● **Set task**:
Find and copy every line in the records that includes the string "screenshot".

________

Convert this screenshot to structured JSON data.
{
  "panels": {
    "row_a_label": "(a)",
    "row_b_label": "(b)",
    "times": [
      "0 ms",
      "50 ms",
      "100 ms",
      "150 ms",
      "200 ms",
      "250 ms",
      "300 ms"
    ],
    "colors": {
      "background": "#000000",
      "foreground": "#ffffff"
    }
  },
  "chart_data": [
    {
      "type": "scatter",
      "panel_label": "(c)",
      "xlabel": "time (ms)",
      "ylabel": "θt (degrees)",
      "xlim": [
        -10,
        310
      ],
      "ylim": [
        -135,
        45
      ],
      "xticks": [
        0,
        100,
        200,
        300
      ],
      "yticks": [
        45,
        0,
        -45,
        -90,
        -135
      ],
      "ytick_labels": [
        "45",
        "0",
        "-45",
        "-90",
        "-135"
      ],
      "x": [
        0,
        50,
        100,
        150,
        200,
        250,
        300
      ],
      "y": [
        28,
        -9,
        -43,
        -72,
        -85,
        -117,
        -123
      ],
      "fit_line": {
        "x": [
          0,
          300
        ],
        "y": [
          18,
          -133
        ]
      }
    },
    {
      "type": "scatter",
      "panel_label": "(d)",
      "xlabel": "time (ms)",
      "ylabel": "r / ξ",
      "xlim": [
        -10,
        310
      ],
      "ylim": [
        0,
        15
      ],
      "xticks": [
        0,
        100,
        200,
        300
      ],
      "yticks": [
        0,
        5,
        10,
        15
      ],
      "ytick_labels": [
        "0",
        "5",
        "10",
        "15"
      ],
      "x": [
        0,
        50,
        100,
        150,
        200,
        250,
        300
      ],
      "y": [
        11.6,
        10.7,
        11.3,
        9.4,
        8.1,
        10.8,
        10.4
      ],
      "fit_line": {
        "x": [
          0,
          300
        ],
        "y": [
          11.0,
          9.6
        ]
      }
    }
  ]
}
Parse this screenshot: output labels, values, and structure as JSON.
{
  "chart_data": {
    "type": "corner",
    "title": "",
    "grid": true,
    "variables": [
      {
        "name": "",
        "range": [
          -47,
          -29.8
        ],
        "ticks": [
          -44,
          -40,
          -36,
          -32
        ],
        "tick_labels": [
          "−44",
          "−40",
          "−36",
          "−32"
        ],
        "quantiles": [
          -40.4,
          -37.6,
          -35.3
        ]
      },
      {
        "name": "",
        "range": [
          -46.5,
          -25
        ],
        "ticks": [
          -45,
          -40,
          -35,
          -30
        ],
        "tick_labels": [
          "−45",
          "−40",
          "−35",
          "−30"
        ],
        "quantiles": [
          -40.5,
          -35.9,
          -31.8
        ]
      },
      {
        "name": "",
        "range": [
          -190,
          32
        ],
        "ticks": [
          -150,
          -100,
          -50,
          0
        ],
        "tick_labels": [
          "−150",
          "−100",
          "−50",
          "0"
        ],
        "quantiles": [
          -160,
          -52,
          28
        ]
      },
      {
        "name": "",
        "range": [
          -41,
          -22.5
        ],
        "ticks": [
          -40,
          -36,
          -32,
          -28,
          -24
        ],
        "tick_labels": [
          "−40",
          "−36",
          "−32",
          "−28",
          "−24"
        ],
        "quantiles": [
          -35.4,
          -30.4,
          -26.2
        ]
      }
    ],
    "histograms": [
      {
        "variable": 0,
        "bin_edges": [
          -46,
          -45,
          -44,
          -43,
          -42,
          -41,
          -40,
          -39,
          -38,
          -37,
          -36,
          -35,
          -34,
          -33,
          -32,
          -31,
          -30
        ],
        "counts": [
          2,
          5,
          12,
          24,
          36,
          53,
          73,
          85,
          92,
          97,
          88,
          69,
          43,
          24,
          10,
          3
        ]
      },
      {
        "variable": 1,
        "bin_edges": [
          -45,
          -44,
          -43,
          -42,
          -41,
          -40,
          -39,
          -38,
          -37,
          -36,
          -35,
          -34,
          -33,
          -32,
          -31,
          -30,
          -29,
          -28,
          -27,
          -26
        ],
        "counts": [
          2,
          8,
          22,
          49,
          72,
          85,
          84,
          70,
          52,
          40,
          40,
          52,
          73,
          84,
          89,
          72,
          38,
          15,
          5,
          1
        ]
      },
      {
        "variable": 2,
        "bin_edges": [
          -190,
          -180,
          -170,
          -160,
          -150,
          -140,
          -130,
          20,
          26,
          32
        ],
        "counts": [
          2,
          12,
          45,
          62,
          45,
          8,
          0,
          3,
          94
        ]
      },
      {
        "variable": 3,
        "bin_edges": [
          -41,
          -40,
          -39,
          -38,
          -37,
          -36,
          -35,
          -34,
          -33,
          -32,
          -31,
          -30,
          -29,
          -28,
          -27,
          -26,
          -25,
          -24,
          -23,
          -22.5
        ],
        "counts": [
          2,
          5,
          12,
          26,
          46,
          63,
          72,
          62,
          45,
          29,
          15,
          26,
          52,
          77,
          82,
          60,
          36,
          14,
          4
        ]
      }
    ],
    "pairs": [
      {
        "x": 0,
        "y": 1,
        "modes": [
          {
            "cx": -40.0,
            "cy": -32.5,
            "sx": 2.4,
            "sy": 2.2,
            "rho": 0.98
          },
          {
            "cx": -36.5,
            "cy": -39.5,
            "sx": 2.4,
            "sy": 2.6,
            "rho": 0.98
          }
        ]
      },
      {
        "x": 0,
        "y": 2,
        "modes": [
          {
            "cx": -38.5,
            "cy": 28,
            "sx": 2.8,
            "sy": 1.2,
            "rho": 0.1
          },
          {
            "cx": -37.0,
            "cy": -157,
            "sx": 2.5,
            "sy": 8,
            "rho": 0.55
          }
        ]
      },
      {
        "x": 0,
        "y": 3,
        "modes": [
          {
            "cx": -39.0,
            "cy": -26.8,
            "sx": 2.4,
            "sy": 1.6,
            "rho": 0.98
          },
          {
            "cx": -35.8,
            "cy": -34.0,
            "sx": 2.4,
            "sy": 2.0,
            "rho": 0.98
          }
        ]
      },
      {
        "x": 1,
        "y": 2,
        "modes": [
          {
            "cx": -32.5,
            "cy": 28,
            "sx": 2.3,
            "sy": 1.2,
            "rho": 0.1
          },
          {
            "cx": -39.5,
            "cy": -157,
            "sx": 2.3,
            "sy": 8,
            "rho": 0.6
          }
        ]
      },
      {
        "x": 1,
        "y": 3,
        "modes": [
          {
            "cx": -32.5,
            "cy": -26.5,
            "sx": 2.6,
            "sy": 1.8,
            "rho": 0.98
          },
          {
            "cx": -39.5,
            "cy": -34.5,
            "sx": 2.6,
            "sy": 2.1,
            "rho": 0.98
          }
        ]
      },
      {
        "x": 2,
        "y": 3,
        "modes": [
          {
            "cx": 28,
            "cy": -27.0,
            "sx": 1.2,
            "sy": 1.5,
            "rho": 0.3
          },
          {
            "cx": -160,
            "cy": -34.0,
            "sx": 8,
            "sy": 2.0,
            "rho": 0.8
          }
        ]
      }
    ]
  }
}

________

● **Written solution**:
Convert this screenshot to structured JSON data.
Parse this screenshot: output labels, values, and structure as JSON.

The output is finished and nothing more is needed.